▶ **Tasks to carry out**:
[1] According to the passage on Danijela Stojadinović, what municipal office did she once hold?
[2] In the passage on Danijela Stojadinović, recast the paragraph beginning "Serbia's electoral system was reformed in 2011" as a short bulleted list that keeps its main facts.
[3] Translate this sentence from the passage on Danijela Stojadinović into French: "She was promoted to the twenty-fourth position in the 2016 election and was this time elected when the Socialist-led alliance won twenty-nine seats."

Danijela Stojadinović (Serbian: Данијела Стојановић; born 1969) is a politician in Serbia. She has served in the National Assembly of Serbia since 2016 as a member of the Socialist Party of Serbia.
Stojadinović is a specialist in clinical biochemistry. She lives in Svilajnac.[1]
Stojadinović has been a municipal politician in Svilajnac, at one time serving as deputy mayor of the municipality.[2]
She received the 224th position on the Socialist Party's electoral list in the 2007 Serbian parliamentary election and that 227th position on a Socialist-led coalition list in the 2008 election.[3] [4] The lists won sixteen and twenty seats, respectively, and she was not included in her party's assembly delegation on either occasion. (Between 2000 and 2011, Serbian parliamentary mandates were awarded to sponsoring parties or coalitions rather than to individual candidates, and it was common practice for mandates to be awarded out of numerical order. Stojadinović's low positions on these lists – which were in any event mostly arranged in alphabetical order – did not automatically prevent her from receiving a mandate in either election, though ultimately this did not happen).[5]
Serbia's electoral system was reformed in 2011, such that parliamentary mandates were awarded in numerical order to candidates on successful lists. Stojadinović received the ninety-fifth position on the Socialist-led list in the 2012 election and the 153rd position in the 2014 election.[6] [7] The Socialist Party's alliance won forty-four seats each time, and she was not elected.
She was promoted to the twenty-fourth position in the 2016 election and was this time elected when the Socialist-led alliance won twenty-nine seats.[8] The Socialist Party is part of a coalition government led by the Serbian Progressive Party, and Stojadinović serves as part of the government's parliamentary majority. She is a member of the assembly's health and family committee and the committee on the rights of the child; a deputy member of four committees (the committee on the judiciary, public administration, and local self-government; the committee on the diaspora and Serbs in the region; the committee on spatial planning, transport, infrastructure, and telecommunications; and the culture and information committee); a member of a commission "to Investigate the Consequences of the North Atlantic Treaty Organization (NATO) 1999 Bombing on the Health of the Citizens of Serbia, as well as the Environment, with a Special Focus on the Impact of the Depleted Uranium Projectiles";[9] and a member of the parliamentary friendship groups with Belarus, Kazakhstan, Malta, Montenegro, Slovenia, and the United Kingdom.[10] In March 2018, she took part in a Serbian delegation monitoring the 2018 Russian presidential election.[11]

▶ **Source material**:
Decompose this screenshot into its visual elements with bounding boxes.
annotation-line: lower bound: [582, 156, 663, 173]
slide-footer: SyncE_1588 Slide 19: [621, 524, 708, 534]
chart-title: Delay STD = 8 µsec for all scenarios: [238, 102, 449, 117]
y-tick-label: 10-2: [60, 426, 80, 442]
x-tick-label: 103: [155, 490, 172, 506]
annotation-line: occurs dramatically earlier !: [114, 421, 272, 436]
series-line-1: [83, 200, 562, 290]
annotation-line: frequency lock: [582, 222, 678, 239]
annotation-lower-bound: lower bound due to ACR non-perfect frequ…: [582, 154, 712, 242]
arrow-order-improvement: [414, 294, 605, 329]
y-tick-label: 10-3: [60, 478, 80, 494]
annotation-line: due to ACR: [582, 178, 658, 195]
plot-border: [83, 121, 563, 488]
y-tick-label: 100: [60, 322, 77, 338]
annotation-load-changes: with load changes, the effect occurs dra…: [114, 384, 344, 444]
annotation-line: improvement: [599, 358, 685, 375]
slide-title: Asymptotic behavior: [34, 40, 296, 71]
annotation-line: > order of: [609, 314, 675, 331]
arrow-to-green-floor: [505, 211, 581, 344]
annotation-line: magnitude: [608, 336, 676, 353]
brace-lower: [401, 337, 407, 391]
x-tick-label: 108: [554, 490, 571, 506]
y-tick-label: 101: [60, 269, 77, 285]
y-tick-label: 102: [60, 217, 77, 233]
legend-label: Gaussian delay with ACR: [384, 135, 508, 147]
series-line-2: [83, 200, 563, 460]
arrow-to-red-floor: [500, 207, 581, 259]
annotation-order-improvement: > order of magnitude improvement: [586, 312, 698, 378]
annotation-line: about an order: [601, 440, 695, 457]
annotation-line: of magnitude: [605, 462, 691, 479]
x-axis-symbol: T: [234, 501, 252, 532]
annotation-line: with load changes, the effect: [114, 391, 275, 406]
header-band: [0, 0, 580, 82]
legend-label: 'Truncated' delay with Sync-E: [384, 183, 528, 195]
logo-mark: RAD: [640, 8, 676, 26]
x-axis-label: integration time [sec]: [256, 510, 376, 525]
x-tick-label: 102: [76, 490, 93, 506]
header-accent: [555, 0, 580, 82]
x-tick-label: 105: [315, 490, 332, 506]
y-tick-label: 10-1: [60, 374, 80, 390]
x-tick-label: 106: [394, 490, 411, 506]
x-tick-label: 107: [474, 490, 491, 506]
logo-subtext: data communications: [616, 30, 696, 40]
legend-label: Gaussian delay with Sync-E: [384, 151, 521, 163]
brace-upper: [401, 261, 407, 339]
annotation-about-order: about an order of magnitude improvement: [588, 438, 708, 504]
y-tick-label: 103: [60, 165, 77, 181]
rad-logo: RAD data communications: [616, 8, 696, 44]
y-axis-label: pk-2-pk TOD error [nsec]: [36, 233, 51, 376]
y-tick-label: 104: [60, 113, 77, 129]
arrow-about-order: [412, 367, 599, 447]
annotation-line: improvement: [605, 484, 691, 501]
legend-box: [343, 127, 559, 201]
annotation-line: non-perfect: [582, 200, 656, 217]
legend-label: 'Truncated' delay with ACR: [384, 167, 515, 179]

▶ **Task-by-task outputs**:
[1] She once served as deputy mayor of the municipality of Svilajnac.

[2]
- In 2011, Serbia reformed its electoral system so that parliamentary mandates went to candidates on successful lists in numerical order.
- In 2012, Stojadinović was ninety-fifth on the Socialist-led list.
- In 2014, she was 153rd on the Socialist-led list.
- The Socialist Party's alliance won forty-four seats in both elections, and she was not elected either time.

[3] Elle a été promue à la vingt-quatrième position lors de l'élection de 2016 et a cette fois été élue lorsque l'alliance menée par les socialistes a remporté vingt-neuf sièges.